> [What is asked]
Reproduce the records word for word, from their first line through the line that contains "x-axis-title: Displacement (mm)", including both of those lines.

> [Dataset entries]
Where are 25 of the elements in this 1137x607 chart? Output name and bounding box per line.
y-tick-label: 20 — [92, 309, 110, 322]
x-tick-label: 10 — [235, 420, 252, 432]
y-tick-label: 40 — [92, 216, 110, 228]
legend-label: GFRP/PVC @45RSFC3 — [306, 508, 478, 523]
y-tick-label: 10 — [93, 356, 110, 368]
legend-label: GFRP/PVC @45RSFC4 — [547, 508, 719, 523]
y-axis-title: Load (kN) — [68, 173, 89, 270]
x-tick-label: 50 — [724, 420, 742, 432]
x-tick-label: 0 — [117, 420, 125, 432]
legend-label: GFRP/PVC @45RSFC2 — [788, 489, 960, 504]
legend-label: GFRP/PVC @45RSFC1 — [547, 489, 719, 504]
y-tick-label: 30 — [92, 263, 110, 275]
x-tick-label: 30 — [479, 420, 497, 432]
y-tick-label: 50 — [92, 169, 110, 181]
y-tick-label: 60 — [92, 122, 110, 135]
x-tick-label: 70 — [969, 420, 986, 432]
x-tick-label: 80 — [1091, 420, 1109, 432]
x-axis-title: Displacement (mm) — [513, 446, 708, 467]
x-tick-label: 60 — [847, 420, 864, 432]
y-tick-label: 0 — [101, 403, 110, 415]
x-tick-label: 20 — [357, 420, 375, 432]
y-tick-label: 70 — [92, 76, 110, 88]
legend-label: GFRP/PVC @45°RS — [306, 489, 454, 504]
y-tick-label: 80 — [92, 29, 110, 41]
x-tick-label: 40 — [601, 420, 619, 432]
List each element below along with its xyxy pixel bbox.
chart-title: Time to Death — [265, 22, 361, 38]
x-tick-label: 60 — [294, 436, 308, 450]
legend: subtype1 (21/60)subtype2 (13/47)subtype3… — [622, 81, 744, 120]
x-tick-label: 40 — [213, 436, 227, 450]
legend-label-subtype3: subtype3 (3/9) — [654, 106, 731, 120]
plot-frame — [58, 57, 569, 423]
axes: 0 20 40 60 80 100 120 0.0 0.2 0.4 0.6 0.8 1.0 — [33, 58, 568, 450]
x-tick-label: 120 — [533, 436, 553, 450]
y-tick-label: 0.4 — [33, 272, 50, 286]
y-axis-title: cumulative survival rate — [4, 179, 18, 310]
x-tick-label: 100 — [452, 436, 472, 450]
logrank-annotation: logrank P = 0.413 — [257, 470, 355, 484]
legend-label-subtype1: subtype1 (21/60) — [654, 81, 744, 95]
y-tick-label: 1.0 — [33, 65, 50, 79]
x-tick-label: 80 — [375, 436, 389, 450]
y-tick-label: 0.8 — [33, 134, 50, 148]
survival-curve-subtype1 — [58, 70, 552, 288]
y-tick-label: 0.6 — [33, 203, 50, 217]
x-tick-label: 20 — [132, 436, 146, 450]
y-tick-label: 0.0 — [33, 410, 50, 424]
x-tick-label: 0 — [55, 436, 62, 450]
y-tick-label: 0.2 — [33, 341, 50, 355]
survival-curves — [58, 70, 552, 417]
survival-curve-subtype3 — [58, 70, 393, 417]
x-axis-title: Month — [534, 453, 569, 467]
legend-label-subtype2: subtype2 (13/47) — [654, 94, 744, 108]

> [Exercise solution]
Where are 25 of the elements in this 1137x607 chart? Output name and bounding box per line.
y-tick-label: 20 — [92, 309, 110, 322]
x-tick-label: 10 — [235, 420, 252, 432]
y-tick-label: 40 — [92, 216, 110, 228]
legend-label: GFRP/PVC @45RSFC3 — [306, 508, 478, 523]
y-tick-label: 10 — [93, 356, 110, 368]
legend-label: GFRP/PVC @45RSFC4 — [547, 508, 719, 523]
y-axis-title: Load (kN) — [68, 173, 89, 270]
x-tick-label: 50 — [724, 420, 742, 432]
x-tick-label: 0 — [117, 420, 125, 432]
legend-label: GFRP/PVC @45RSFC2 — [788, 489, 960, 504]
legend-label: GFRP/PVC @45RSFC1 — [547, 489, 719, 504]
y-tick-label: 30 — [92, 263, 110, 275]
x-tick-label: 30 — [479, 420, 497, 432]
y-tick-label: 50 — [92, 169, 110, 181]
y-tick-label: 60 — [92, 122, 110, 135]
x-tick-label: 70 — [969, 420, 986, 432]
x-tick-label: 80 — [1091, 420, 1109, 432]
x-axis-title: Displacement (mm) — [513, 446, 708, 467]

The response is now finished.